┏━━

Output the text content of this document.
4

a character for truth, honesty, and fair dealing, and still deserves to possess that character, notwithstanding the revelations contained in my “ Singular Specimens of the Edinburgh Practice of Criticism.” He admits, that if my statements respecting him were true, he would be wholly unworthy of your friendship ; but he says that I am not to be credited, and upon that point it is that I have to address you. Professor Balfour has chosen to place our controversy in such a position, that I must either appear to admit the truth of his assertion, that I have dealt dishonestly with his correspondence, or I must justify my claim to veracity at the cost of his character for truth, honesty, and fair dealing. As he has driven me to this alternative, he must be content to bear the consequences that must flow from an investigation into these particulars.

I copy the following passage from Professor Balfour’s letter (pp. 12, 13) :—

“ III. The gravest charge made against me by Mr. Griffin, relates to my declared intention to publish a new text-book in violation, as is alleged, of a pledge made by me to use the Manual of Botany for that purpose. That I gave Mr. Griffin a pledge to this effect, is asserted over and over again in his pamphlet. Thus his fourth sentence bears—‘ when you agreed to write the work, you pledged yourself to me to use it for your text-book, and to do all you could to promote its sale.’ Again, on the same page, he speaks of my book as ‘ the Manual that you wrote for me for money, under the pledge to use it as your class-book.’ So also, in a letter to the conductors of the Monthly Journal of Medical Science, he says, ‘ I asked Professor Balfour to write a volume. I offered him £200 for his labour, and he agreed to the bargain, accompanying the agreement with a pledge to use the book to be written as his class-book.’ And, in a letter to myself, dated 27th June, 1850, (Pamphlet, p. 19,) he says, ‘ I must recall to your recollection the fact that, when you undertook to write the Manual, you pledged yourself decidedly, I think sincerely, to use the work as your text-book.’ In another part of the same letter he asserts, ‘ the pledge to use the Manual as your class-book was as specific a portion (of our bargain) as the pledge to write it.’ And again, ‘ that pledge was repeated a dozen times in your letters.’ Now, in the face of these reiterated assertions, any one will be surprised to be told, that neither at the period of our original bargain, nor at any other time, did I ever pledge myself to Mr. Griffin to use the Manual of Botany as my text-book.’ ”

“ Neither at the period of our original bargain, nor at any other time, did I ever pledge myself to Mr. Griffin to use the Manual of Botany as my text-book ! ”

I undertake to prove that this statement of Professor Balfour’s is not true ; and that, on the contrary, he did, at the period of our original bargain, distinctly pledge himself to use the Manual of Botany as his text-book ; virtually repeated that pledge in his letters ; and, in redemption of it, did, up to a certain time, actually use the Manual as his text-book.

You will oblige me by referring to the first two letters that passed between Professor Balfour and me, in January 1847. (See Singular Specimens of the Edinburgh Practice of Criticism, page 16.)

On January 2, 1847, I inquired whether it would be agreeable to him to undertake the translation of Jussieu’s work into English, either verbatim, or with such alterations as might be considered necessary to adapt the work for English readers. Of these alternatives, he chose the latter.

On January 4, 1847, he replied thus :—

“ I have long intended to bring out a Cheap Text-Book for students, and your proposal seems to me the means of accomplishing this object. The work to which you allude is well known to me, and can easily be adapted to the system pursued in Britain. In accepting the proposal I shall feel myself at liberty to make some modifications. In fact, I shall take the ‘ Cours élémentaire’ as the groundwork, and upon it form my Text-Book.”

┗━━

PROBLEM DETAILS:
Give back the whole listing exactly as it reads.

TASK SOLUTION:
Output the text content of this document.
4

a character for truth, honesty, and fair dealing, and still deserves to possess that character, notwithstanding the revelations contained in my “ Singular Specimens of the Edinburgh Practice of Criticism.” He admits, that if my statements respecting him were true, he would be wholly unworthy of your friendship ; but he says that I am not to be credited, and upon that point it is that I have to address you. Professor Balfour has chosen to place our controversy in such a position, that I must either appear to admit the truth of his assertion, that I have dealt dishonestly with his correspondence, or I must justify my claim to veracity at the cost of his character for truth, honesty, and fair dealing. As he has driven me to this alternative, he must be content to bear the consequences that must flow from an investigation into these particulars.

I copy the following passage from Professor Balfour’s letter (pp. 12, 13) :—

“ III. The gravest charge made against me by Mr. Griffin, relates to my declared intention to publish a new text-book in violation, as is alleged, of a pledge made by me to use the Manual of Botany for that purpose. That I gave Mr. Griffin a pledge to this effect, is asserted over and over again in his pamphlet. Thus his fourth sentence bears—‘ when you agreed to write the work, you pledged yourself to me to use it for your text-book, and to do all you could to promote its sale.’ Again, on the same page, he speaks of my book as ‘ the Manual that you wrote for me for money, under the pledge to use it as your class-book.’ So also, in a letter to the conductors of the Monthly Journal of Medical Science, he says, ‘ I asked Professor Balfour to write a volume. I offered him £200 for his labour, and he agreed to the bargain, accompanying the agreement with a pledge to use the book to be written as his class-book.’ And, in a letter to myself, dated 27th June, 1850, (Pamphlet, p. 19,) he says, ‘ I must recall to your recollection the fact that, when you undertook to write the Manual, you pledged yourself decidedly, I think sincerely, to use the work as your text-book.’ In another part of the same letter he asserts, ‘ the pledge to use the Manual as your class-book was as specific a portion (of our bargain) as the pledge to write it.’ And again, ‘ that pledge was repeated a dozen times in your letters.’ Now, in the face of these reiterated assertions, any one will be surprised to be told, that neither at the period of our original bargain, nor at any other time, did I ever pledge myself to Mr. Griffin to use the Manual of Botany as my text-book.’ ”

“ Neither at the period of our original bargain, nor at any other time, did I ever pledge myself to Mr. Griffin to use the Manual of Botany as my text-book ! ”

I undertake to prove that this statement of Professor Balfour’s is not true ; and that, on the contrary, he did, at the period of our original bargain, distinctly pledge himself to use the Manual of Botany as his text-book ; virtually repeated that pledge in his letters ; and, in redemption of it, did, up to a certain time, actually use the Manual as his text-book.

You will oblige me by referring to the first two letters that passed between Professor Balfour and me, in January 1847. (See Singular Specimens of the Edinburgh Practice of Criticism, page 16.)

On January 2, 1847, I inquired whether it would be agreeable to him to undertake the translation of Jussieu’s work into English, either verbatim, or with such alterations as might be considered necessary to adapt the work for English readers. Of these alternatives, he chose the latter.

On January 4, 1847, he replied thus :—

“ I have long intended to bring out a Cheap Text-Book for students, and your proposal seems to me the means of accomplishing this object. The work to which you allude is well known to me, and can easily be adapted to the system pursued in Britain. In accepting the proposal I shall feel myself at liberty to make some modifications. In fact, I shall take the ‘ Cours élémentaire’ as the groundwork, and upon it form my Text-Book.”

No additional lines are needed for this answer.